**EXERCISE INSTRUCTIONS**.
Search the material for the string "здоровья" and copy each line where it occurs.

**INPUT DATA**.
----
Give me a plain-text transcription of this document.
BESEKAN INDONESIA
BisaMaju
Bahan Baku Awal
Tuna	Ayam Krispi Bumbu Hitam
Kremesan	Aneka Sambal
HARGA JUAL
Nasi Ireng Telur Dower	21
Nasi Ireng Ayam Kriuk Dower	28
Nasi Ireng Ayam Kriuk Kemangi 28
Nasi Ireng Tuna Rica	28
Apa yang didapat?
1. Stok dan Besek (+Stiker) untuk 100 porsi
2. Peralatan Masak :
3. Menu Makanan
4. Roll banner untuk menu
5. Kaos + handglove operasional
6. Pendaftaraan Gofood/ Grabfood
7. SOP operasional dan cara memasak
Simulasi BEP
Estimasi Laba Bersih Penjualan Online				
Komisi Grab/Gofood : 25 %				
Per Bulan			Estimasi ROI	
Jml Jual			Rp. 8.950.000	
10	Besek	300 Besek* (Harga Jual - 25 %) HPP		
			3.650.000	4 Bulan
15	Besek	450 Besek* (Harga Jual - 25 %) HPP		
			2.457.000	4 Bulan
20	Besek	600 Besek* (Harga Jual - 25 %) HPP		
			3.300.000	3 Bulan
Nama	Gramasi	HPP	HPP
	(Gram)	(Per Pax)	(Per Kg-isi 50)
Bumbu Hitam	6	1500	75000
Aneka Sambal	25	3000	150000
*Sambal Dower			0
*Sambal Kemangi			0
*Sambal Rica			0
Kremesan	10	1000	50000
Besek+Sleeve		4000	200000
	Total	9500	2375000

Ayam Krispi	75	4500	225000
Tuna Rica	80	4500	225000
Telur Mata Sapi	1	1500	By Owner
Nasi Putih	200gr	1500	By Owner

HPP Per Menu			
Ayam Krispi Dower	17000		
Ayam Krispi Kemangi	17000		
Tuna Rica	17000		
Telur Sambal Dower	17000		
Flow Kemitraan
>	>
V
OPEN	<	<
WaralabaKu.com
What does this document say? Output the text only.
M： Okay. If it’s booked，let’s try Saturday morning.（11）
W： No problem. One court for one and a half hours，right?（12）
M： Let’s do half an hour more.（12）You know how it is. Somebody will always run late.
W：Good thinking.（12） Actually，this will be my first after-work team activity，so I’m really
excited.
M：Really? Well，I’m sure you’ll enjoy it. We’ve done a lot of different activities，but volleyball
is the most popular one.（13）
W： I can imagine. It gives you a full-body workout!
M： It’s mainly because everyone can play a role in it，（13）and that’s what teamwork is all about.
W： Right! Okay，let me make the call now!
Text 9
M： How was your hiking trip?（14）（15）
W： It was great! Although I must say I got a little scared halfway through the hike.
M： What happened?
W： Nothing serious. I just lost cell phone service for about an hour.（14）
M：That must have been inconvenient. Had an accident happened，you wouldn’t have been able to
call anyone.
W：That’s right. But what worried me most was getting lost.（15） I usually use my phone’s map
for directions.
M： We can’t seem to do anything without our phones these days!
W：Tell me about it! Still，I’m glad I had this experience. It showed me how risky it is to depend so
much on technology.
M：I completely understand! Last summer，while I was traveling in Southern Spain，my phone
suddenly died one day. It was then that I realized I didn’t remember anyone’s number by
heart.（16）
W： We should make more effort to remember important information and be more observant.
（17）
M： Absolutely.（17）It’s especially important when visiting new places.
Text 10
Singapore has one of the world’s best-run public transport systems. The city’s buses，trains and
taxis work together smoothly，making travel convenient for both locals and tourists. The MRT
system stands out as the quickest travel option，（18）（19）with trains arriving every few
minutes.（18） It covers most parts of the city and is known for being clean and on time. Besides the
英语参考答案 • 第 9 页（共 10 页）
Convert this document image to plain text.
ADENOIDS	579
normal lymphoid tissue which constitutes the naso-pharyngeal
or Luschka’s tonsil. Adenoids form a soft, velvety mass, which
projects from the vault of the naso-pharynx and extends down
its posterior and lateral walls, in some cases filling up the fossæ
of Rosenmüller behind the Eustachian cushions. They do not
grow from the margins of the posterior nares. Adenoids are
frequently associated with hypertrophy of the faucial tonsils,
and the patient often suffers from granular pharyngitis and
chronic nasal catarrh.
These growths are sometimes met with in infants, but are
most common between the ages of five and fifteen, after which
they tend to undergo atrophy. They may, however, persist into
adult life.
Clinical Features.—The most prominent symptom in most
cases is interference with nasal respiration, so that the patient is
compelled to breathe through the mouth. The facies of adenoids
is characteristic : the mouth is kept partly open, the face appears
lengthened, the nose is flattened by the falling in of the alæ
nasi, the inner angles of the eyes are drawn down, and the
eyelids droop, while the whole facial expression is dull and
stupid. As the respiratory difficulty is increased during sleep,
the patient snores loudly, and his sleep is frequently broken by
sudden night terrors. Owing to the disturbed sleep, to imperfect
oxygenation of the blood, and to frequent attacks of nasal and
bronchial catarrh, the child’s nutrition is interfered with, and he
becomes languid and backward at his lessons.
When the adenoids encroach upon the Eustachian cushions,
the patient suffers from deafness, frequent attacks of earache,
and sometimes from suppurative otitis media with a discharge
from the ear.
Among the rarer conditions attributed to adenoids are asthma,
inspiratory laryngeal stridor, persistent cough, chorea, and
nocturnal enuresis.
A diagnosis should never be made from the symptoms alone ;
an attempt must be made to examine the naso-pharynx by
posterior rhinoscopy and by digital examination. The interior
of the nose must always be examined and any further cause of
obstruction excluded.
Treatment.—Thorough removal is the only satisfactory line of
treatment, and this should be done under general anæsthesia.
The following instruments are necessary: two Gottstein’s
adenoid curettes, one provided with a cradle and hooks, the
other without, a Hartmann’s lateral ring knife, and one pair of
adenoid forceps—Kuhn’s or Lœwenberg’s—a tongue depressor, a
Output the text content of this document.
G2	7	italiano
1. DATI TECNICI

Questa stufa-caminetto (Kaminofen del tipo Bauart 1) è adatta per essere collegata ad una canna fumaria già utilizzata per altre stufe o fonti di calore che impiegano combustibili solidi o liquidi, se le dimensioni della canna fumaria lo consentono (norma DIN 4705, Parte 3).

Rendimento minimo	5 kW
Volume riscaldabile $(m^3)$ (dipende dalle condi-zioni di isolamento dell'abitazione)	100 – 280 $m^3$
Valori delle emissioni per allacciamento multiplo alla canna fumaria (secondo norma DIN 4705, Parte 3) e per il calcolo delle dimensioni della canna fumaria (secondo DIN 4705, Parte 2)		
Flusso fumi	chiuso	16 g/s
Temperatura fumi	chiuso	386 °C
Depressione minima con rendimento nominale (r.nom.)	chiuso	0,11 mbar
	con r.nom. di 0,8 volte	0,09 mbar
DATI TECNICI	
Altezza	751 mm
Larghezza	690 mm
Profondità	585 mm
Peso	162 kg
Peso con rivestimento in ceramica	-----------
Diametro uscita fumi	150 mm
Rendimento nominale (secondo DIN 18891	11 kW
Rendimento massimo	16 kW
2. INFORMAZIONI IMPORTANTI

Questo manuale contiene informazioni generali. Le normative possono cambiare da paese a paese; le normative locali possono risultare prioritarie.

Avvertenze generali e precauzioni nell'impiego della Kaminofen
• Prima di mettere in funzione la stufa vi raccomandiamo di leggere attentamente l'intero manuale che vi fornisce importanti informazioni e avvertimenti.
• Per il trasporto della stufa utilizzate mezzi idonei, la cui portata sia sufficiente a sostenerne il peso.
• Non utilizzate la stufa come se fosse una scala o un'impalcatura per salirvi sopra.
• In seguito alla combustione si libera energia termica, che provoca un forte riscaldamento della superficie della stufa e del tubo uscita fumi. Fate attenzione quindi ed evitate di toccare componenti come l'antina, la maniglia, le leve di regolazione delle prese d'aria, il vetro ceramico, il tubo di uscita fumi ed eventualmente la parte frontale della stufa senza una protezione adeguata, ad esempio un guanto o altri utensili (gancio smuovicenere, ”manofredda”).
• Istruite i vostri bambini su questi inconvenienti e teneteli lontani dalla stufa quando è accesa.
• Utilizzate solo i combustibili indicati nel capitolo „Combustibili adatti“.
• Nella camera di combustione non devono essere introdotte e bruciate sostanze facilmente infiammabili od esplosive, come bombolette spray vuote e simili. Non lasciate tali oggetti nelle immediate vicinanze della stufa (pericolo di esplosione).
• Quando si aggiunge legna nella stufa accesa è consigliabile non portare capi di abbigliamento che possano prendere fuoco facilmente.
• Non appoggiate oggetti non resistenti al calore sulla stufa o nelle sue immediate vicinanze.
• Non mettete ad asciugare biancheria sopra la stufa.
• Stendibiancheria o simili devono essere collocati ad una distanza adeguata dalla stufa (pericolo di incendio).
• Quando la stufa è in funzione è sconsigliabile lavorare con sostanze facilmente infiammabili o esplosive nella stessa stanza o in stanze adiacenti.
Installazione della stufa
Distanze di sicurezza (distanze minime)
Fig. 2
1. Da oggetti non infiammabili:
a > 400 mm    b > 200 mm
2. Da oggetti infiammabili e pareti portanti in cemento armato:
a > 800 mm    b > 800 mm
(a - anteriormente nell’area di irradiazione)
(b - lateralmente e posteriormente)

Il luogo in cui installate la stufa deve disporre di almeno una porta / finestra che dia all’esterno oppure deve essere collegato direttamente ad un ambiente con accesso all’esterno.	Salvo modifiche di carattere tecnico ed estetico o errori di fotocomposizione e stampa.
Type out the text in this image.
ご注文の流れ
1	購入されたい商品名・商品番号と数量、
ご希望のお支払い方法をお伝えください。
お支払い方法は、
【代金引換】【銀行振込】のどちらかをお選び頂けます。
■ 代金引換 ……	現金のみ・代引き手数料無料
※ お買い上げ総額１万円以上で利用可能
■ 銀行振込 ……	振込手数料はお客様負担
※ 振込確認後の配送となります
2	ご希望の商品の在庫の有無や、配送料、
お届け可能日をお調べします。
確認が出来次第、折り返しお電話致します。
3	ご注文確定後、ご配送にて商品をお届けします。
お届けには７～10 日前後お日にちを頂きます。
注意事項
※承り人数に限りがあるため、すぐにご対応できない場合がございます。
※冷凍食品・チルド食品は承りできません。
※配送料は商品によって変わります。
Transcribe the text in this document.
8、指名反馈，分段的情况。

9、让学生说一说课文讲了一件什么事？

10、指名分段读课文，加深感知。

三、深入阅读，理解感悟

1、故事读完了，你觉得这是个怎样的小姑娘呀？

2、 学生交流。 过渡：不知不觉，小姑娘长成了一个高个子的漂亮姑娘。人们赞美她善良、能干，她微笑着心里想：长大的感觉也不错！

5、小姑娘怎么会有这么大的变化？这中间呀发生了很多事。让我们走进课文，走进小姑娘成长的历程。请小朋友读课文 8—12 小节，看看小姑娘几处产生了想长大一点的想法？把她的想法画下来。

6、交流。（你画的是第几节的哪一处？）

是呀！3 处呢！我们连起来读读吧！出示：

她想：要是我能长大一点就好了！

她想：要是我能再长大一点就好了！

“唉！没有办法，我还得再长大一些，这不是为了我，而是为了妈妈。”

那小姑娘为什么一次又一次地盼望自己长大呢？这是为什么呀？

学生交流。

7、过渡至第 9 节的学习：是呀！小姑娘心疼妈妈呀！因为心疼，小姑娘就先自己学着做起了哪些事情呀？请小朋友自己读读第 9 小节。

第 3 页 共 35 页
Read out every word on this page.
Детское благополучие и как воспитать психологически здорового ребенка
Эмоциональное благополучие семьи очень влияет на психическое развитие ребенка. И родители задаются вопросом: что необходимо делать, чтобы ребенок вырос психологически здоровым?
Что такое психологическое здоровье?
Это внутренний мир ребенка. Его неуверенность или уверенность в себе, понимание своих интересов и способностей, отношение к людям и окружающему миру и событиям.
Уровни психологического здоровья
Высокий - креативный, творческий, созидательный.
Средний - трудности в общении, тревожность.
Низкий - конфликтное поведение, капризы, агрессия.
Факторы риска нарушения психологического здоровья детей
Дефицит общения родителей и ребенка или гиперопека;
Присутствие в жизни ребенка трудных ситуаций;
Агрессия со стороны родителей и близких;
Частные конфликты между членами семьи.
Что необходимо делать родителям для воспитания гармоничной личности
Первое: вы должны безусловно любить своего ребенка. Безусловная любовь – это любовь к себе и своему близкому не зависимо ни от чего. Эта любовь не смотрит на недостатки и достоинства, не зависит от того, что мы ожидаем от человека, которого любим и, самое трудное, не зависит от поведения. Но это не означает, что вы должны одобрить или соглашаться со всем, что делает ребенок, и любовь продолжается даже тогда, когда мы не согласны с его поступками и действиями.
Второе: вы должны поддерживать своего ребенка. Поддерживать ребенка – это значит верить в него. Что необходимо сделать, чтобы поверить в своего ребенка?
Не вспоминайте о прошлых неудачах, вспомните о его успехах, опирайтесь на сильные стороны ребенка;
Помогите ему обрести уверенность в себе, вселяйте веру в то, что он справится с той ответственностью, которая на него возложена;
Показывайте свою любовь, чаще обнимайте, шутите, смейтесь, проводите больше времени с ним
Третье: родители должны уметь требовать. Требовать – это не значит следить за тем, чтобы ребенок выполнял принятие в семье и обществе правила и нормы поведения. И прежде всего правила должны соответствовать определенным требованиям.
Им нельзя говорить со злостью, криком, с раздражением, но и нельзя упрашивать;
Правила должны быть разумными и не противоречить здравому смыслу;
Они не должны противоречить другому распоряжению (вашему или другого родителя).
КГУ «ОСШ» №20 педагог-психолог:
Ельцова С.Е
----
**CORRECT RESPONSE**.
Уровни психологического здоровья
Факторы риска нарушения психологического здоровья детей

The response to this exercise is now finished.